>> Begin TEXT SEGMENT

The effort to retain Republicans who have won races in tough states came into focus on Monday when Sen. Rob Portman surprised Republicans by announcing he won’t seek a third term in Ohio. Republicans will still be favored in the Buckeye State but will now have to contend with a primary that already looks crowded, with a laundry list of Republicans considering or already taking steps towards running.
And there’s already concern that more could join him in running to the exits as the GOP prepares to serve in the minority for the first time since 2013. Next year’s Senate map has enough swing states that Republicans could retake the majority — but they could just as easily lose more seats.
So senior Republicans hope if anyone else is planning to bow out, they announce it soon — like Portman did this year, and not like former Maine Sen. Olympia Snowe did in 2012 when she retired two weeks before the filing deadline.
“It’s harder when you have open seats than when you have incumbents up, so I hope we don’t have any more,” said Sen. John Cornyn (R-Texas), who ran his party’s campaign arm in 2010 and 2012. “If they are going to retire, I think it’s the right thing to do to do it early to give other people a chance to get in.”
Yet Johnson and other undecided senators don’t seem to be in a rush. Sen. Chuck Grassley (R-Iowa), who is 87, said to check in with him “several months from now.” Sen. Roy Blunt (R-Mo.), the No. 4 GOP leader, said he didn’t have a particular timetable on when to make an official decision. Missouri is a red state, and Republicans would be favored there, though Blunt only narrowly won in 2016.

>> End TEXT SEGMENT
>> Begin DATA SECTION

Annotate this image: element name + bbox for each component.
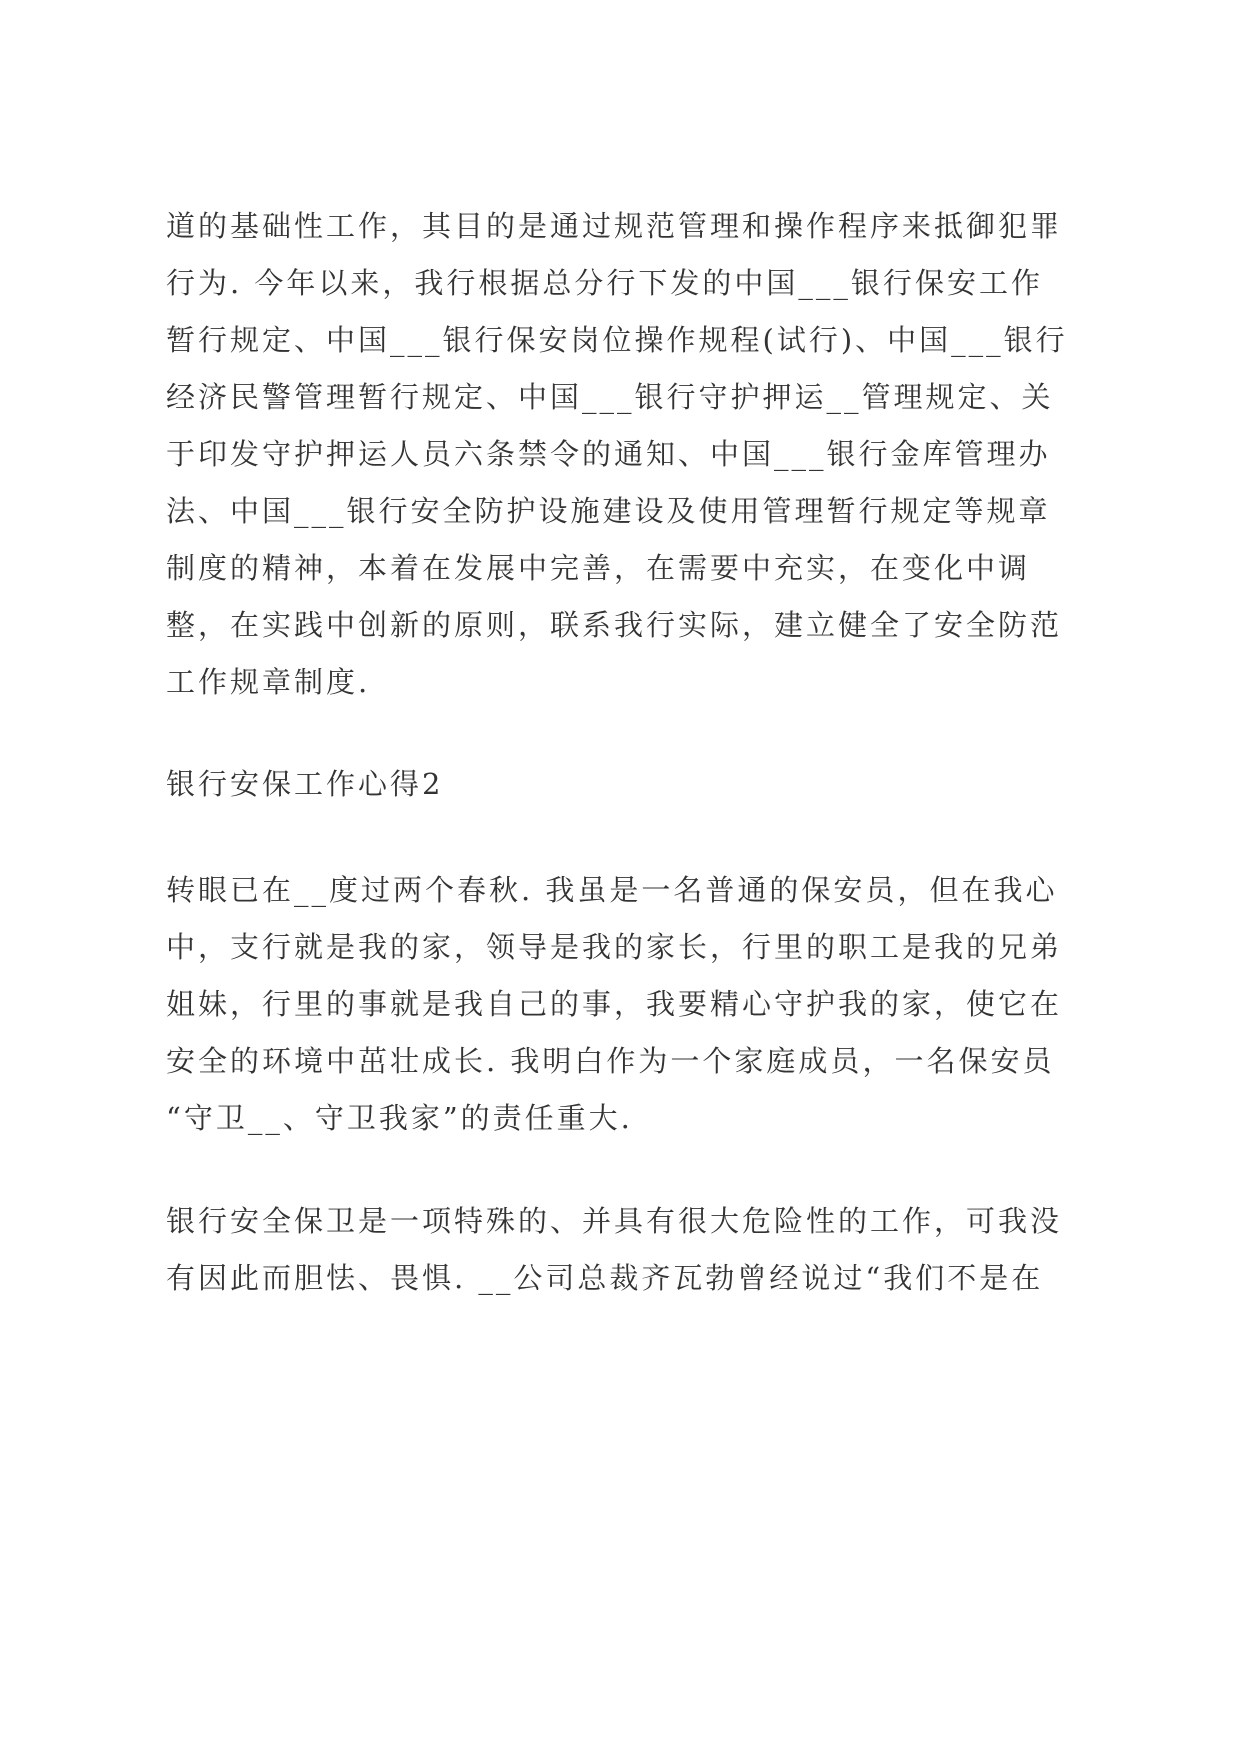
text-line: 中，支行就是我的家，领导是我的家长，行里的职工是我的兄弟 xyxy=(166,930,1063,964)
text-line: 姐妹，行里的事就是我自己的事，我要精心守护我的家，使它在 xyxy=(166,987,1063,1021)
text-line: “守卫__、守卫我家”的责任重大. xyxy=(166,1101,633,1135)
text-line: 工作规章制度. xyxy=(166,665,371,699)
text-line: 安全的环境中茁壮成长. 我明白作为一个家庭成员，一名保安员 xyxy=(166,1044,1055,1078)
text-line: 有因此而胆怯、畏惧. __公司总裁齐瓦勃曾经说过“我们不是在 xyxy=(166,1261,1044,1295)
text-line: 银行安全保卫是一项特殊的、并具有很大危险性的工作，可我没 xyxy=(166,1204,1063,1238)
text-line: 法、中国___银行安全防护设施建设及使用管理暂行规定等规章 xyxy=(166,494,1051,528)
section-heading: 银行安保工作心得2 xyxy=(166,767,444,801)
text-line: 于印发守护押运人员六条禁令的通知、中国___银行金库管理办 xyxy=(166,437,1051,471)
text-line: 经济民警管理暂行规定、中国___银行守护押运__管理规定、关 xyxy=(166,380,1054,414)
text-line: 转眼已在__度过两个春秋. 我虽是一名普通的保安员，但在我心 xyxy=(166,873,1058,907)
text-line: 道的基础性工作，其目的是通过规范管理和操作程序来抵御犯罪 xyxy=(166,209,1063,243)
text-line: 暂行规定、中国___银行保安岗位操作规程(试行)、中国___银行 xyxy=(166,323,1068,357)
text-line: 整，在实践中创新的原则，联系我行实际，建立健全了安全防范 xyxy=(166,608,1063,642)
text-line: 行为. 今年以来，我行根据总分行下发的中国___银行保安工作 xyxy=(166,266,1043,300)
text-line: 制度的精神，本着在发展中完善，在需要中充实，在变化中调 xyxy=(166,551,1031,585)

>> End DATA SECTION

■ **GIVEN INSTRUCTION 1**
In the text on Republican Senate retirements, when did Olympia Snowe announce her retirement?
■ **GIVEN INSTRUCTION 2**
Update the passage on Republican Senate retirements, starting with "So senior Republicans" and going on through "the filing deadline.", so that "two weeks" becomes "one month".

■ **WRITTEN REPLY 1**
In 2012, two weeks before the filing deadline.

■ **WRITTEN REPLY 2**
So senior Republicans hope if anyone else is planning to bow out, they announce it soon — like Portman did this year, and not like former Maine Sen. Olympia Snowe did in 2012 when she retired one month before the filing deadline.